* _WORK TO DO_
Select the lines below containing the word "JSON".

* _RECORDS_
========
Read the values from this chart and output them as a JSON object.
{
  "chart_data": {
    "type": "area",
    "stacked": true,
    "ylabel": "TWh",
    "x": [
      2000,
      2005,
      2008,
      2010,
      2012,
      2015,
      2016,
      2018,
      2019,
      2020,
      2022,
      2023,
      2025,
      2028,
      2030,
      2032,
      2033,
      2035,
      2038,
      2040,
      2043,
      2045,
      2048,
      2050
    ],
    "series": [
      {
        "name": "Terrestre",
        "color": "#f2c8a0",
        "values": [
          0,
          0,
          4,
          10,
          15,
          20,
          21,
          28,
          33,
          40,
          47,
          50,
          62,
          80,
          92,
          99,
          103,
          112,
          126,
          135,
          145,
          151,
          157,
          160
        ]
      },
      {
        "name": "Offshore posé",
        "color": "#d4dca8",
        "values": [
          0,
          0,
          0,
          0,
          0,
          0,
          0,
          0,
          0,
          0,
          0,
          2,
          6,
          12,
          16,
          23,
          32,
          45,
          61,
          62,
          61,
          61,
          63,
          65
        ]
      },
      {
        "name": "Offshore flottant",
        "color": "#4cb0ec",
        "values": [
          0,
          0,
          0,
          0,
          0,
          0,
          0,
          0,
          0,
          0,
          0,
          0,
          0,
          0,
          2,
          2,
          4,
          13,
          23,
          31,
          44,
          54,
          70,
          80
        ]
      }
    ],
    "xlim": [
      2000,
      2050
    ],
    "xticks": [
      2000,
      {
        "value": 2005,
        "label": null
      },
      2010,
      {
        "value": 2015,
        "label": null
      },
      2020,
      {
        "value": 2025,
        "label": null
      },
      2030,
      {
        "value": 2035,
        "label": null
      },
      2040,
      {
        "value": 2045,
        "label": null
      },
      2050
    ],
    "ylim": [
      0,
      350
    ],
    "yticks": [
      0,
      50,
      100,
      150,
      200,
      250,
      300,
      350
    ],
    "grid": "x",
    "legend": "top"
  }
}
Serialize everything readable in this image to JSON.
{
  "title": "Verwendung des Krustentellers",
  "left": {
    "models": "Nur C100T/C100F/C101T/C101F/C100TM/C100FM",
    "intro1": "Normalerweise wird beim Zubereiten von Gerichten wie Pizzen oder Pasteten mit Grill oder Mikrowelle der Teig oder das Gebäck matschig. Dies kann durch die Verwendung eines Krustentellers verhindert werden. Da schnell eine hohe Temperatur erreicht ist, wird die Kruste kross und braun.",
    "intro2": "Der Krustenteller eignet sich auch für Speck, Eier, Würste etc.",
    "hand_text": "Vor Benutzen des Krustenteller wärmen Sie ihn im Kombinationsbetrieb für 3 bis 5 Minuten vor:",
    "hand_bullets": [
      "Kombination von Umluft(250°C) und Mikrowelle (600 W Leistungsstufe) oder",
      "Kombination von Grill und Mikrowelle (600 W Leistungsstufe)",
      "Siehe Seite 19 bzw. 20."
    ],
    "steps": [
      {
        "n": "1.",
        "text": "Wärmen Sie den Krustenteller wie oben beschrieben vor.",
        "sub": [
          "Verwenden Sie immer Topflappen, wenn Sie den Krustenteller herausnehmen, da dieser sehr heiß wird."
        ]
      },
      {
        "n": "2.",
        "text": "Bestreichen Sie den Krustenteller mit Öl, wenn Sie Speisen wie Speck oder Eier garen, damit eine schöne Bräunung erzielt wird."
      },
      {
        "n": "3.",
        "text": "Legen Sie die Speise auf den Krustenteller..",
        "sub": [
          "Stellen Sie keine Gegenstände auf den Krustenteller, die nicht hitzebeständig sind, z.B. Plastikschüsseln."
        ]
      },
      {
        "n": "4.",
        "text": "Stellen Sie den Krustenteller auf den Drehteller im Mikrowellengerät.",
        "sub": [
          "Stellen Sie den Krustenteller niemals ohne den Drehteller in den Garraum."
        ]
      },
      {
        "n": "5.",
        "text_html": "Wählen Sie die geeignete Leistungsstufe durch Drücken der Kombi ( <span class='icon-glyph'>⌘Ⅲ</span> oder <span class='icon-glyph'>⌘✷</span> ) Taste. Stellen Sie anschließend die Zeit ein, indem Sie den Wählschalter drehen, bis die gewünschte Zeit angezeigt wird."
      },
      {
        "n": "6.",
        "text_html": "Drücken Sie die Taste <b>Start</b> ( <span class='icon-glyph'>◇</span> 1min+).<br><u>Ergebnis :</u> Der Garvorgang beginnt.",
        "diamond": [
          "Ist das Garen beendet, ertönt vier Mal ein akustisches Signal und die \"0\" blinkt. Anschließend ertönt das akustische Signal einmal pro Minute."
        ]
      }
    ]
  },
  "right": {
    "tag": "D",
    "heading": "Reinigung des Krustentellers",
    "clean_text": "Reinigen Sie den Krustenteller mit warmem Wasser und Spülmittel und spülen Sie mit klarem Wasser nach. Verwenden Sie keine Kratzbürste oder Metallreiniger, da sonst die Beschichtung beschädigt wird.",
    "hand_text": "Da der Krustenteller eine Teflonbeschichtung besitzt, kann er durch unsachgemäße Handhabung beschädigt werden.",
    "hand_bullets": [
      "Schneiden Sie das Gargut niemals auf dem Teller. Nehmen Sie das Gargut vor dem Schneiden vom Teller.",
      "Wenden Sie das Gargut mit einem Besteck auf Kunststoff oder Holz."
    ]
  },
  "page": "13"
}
========
* _SOLUTION FOR THIS PROBLEM_
Read the values from this chart and output them as a JSON object.
Serialize everything readable in this image to JSON.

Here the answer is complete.